Aim of the task
Pull out each line of the records holding the string "Shorts".

Dataset items
** Begin **
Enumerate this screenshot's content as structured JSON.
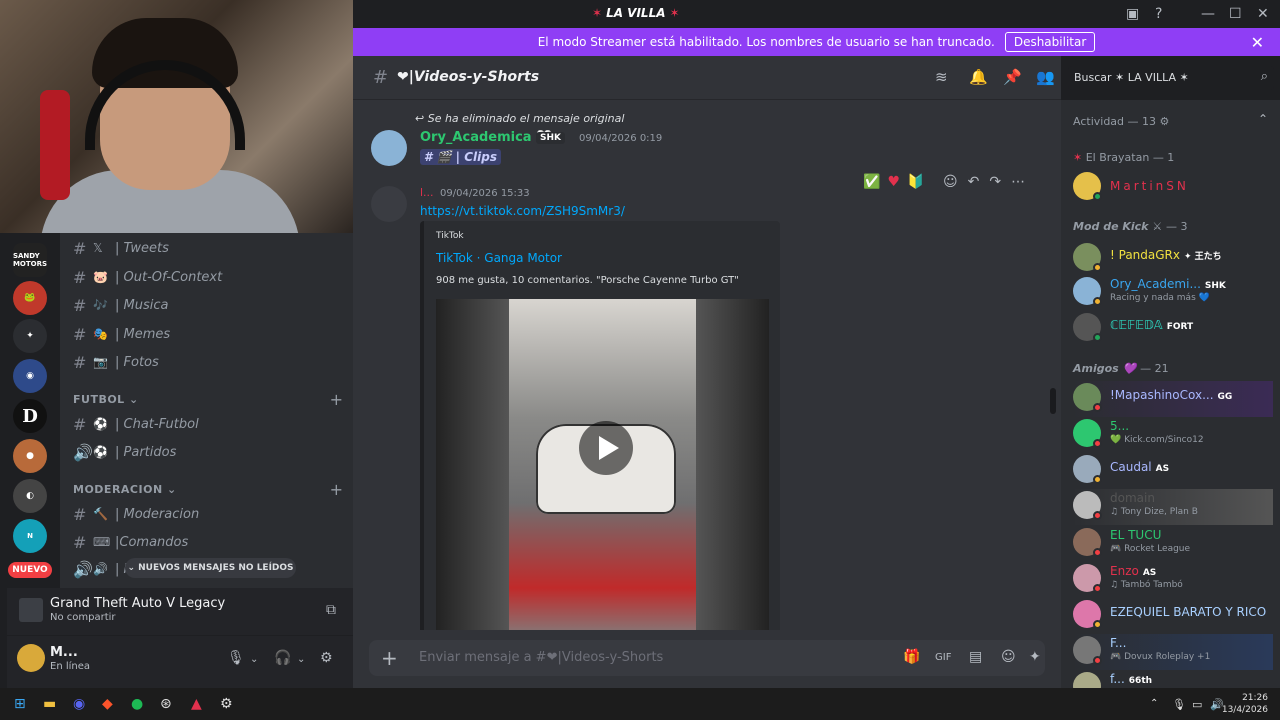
{
  "window": {
    "title": "LA VILLA"
  },
  "streamer": {
    "message": "El modo Streamer está habilitado. Los nombres de usuario se han truncado.",
    "button": "Deshabilitar"
  },
  "servers": {
    "nuevo_badge": "NUEVO",
    "sandy_label": "SANDY MOTORS"
  },
  "channels": {
    "items": [
      {
        "emoji": "𝕏",
        "label": "| Tweets"
      },
      {
        "emoji": "🐷",
        "label": "| Out-Of-Context"
      },
      {
        "emoji": "🎶",
        "label": "| Musica"
      },
      {
        "emoji": "🎭",
        "label": "| Memes"
      },
      {
        "emoji": "📷",
        "label": "| Fotos"
      }
    ],
    "cat_futbol": "FUTBOL",
    "futbol": [
      {
        "emoji": "⚽",
        "label": "| Chat-Futbol"
      },
      {
        "emoji": "⚽",
        "label": "| Partidos"
      }
    ],
    "cat_moderacion": "MODERACION",
    "moderacion": [
      {
        "emoji": "🔨",
        "label": "| Moderacion"
      },
      {
        "emoji": "⌨",
        "label": "|Comandos"
      },
      {
        "emoji": "🔊",
        "label": "| R"
      }
    ],
    "unread_pill": "NUEVOS MENSAJES NO LEÍDOS"
  },
  "activity": {
    "game": "Grand Theft Auto V Legacy",
    "sub": "No compartir"
  },
  "user": {
    "name": "M...",
    "status": "En línea"
  },
  "chat": {
    "channel_name": "❤|Videos-y-Shorts",
    "reply_note": "Se ha eliminado el mensaje original",
    "msg1": {
      "author": "Ory_Academica 🤍",
      "badge": "SHK",
      "time": "09/04/2026 0:19",
      "mention": "# 🎬 | Clips"
    },
    "msg2": {
      "author": "l...",
      "time": "09/04/2026 15:33",
      "link": "https://vt.tiktok.com/ZSH9SmMr3/"
    },
    "embed": {
      "provider": "TikTok",
      "title": "TikTok · Ganga Motor",
      "desc": "908 me gusta, 10 comentarios. \"Porsche Cayenne Turbo GT\""
    },
    "composer_placeholder": "Enviar mensaje a #❤|Videos-y-Shorts",
    "search_placeholder": "Buscar ✶ LA VILLA ✶"
  },
  "members": {
    "activity_header": "Actividad",
    "activity_count": "— 13 ⚙",
    "brayatan": {
      "label": "El Brayatan",
      "count": "— 1"
    },
    "modkick": {
      "label": "Mod de Kick ⚔",
      "count": "— 3"
    },
    "amigos": {
      "label": "Amigos 💜",
      "count": "— 21"
    },
    "list": [
      {
        "name": "MartinSN",
        "sub": "",
        "tag": "",
        "color": "#e2314d"
      },
      {
        "name": "! PandaGRx",
        "sub": "",
        "tag": "✦ 王たち",
        "color": "#f0e040"
      },
      {
        "name": "Ory_Academi...",
        "sub": "Racing y nada más 💙",
        "tag": "SHK",
        "color": "#3aa6f0"
      },
      {
        "name": "ℂ𝔼𝔽𝔼𝔻𝔸",
        "sub": "",
        "tag": "FORT",
        "color": "#2dd6c0"
      },
      {
        "name": "!MapashinoCox...",
        "sub": "",
        "tag": "GG",
        "color": "#a9b8ff"
      },
      {
        "name": "5...",
        "sub": "💚 Kick.com/Sinco12",
        "tag": "",
        "color": "#2dc770"
      },
      {
        "name": "Caudal",
        "sub": "",
        "tag": "AS",
        "color": "#a9b8ff"
      },
      {
        "name": "domain",
        "sub": "♫ Tony Dize, Plan B",
        "tag": "",
        "color": "#555"
      },
      {
        "name": "EL TUCU",
        "sub": "🎮 Rocket League",
        "tag": "",
        "color": "#2dc770"
      },
      {
        "name": "Enzo",
        "sub": "♫ Tambó Tambó",
        "tag": "AS",
        "color": "#e2314d"
      },
      {
        "name": "EZEQUIEL BARATO Y RICO",
        "sub": "",
        "tag": "",
        "color": "#a9d0ff"
      },
      {
        "name": "F...",
        "sub": "🎮 Dovux Roleplay +1",
        "tag": "",
        "color": "#a9d0ff"
      },
      {
        "name": "f...",
        "sub": "",
        "tag": "66th",
        "color": "#a9d0ff"
      }
    ]
  },
  "taskbar": {
    "time": "21:26",
    "date": "13/4/2026"
  }
}
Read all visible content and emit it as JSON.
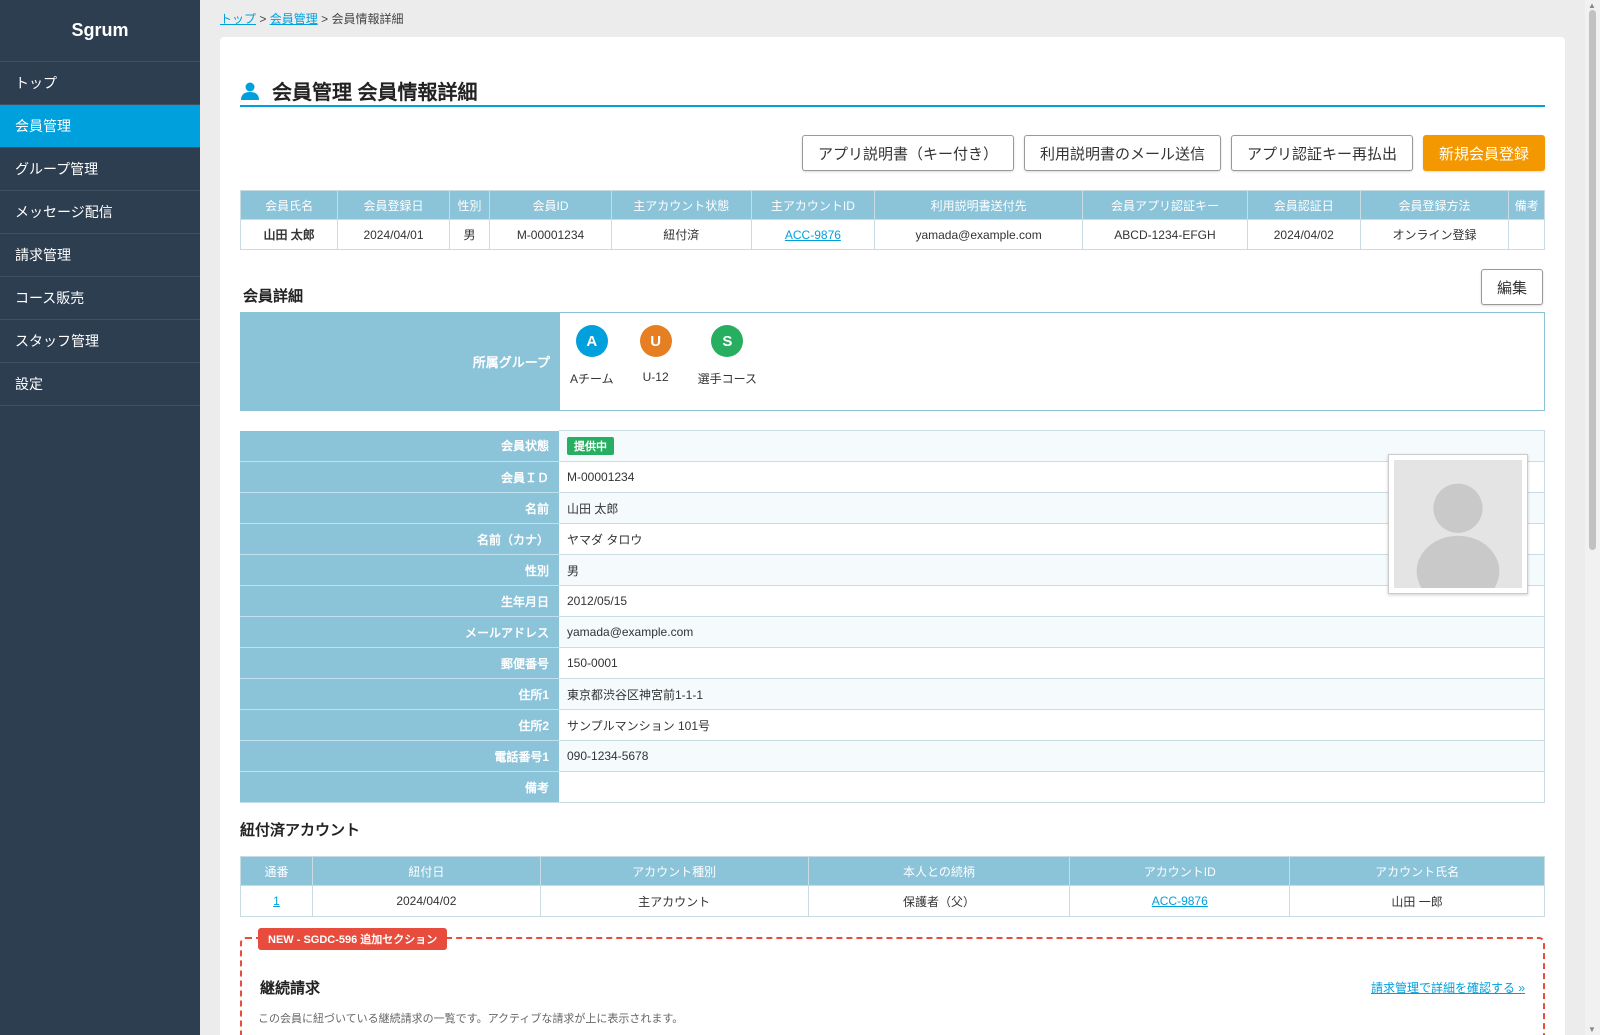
** End **
Response for this exercise
    "channel_name": "❤|Videos-y-Shorts",
    "composer_placeholder": "Enviar mensaje a #❤|Videos-y-Shorts",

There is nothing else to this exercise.